Stored items:
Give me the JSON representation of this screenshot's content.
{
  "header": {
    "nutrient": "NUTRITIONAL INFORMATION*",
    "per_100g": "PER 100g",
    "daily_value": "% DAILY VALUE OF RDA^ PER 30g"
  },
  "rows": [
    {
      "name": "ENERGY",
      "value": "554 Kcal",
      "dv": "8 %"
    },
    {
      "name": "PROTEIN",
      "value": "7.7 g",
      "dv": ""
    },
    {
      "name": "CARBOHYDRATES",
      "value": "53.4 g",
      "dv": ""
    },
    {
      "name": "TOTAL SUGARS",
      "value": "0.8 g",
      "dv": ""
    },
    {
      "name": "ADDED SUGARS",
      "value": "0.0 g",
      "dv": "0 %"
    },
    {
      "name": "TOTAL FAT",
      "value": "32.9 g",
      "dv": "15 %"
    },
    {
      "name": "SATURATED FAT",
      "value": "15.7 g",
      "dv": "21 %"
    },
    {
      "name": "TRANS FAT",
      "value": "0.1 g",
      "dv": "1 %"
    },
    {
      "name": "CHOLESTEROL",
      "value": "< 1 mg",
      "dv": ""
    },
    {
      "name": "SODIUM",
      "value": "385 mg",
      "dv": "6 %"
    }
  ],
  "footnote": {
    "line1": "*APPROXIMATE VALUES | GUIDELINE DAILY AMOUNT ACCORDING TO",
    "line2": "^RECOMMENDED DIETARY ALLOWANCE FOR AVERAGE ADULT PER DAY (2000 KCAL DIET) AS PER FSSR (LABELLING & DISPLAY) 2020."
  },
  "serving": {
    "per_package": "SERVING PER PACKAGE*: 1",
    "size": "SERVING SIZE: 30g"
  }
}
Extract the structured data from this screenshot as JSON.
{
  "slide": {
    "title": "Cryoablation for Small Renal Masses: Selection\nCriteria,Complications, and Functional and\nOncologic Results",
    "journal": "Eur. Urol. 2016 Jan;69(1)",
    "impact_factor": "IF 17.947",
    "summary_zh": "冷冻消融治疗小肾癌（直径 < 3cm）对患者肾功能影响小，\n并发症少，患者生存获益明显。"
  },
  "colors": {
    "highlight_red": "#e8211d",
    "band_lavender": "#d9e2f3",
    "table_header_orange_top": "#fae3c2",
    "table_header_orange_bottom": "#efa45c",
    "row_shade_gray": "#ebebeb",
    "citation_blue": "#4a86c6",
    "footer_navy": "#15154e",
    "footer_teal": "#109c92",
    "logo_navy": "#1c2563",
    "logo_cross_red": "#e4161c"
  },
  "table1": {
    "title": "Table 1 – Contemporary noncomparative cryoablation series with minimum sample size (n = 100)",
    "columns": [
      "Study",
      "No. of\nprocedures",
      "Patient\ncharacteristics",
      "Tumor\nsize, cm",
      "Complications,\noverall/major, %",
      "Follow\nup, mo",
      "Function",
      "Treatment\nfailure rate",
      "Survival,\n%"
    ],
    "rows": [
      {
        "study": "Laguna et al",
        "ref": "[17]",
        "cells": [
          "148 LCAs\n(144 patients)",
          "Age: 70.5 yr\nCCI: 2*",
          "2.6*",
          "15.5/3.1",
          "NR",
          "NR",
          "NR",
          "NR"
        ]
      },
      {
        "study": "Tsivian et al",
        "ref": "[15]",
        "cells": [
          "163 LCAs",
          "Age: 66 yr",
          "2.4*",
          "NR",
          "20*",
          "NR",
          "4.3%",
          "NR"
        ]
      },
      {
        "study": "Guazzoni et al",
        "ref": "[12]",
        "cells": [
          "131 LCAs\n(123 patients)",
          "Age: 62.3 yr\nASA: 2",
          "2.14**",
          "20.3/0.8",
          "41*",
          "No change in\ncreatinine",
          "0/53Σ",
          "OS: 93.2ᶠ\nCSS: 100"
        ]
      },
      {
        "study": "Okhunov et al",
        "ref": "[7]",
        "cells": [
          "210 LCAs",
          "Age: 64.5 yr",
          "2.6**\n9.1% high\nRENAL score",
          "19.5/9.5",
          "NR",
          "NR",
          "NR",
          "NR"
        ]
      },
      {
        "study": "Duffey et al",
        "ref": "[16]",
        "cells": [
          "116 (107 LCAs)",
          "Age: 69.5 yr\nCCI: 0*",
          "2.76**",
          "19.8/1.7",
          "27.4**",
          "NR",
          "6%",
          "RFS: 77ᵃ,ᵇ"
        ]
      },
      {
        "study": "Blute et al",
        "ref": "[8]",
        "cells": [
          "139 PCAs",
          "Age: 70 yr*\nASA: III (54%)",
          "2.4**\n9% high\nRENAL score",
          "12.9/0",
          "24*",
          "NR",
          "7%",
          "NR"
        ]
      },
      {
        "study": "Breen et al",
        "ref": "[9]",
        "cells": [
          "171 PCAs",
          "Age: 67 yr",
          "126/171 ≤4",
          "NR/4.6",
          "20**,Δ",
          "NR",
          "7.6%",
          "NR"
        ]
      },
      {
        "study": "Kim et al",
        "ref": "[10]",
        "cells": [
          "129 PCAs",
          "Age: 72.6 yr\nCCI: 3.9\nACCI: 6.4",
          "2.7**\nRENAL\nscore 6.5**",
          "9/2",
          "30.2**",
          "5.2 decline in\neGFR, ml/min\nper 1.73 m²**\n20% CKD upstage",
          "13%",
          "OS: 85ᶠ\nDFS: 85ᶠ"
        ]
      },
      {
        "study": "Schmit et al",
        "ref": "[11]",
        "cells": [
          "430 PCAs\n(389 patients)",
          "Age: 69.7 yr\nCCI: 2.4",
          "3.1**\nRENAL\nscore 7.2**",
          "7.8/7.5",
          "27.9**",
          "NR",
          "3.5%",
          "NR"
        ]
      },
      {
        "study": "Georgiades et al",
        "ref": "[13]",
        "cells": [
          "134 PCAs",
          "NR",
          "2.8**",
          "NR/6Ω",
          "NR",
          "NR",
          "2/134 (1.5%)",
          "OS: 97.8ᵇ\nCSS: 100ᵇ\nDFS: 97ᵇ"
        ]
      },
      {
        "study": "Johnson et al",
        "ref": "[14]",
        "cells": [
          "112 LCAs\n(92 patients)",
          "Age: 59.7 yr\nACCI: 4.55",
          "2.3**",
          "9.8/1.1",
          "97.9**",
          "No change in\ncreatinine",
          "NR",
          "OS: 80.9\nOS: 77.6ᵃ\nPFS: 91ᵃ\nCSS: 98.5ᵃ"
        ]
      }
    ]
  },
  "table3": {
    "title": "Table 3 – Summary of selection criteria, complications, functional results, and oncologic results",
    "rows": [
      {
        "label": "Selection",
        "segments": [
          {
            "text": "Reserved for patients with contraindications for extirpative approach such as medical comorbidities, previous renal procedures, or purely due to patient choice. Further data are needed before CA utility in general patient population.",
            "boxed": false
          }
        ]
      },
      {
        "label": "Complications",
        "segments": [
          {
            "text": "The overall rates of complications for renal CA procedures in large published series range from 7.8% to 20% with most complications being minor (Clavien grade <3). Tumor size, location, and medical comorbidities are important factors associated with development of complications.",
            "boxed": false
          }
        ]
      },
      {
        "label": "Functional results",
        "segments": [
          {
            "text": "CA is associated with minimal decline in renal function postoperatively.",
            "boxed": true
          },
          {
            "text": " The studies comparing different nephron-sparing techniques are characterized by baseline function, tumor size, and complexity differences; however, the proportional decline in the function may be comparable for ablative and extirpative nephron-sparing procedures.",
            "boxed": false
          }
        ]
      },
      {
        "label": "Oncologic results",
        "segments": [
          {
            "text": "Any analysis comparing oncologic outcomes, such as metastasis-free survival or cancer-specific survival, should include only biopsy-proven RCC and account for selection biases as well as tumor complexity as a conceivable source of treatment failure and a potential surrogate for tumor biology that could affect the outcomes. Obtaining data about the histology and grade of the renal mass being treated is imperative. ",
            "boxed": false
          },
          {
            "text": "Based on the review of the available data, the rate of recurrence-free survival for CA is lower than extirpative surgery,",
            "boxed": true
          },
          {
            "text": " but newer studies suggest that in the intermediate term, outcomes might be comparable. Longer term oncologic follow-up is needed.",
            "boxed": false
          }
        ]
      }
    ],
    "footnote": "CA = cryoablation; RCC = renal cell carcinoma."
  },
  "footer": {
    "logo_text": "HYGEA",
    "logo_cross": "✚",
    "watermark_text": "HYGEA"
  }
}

• [Your assignment]:
Search the data for the string "that" and copy out every line where it is found.

• [Written answer]:
            "text": "Any analysis comparing oncologic outcomes, such as metastasis-free survival or cancer-specific survival, should include only biopsy-proven RCC and account for selection biases as well as tumor complexity as a conceivable source of treatment failure and a potential surrogate for tumor biology that could affect the outcomes. Obtaining data about the histology and grade of the renal mass being treated is imperative. ",
            "text": " but newer studies suggest that in the intermediate term, outcomes might be comparable. Longer term oncologic follow-up is needed.",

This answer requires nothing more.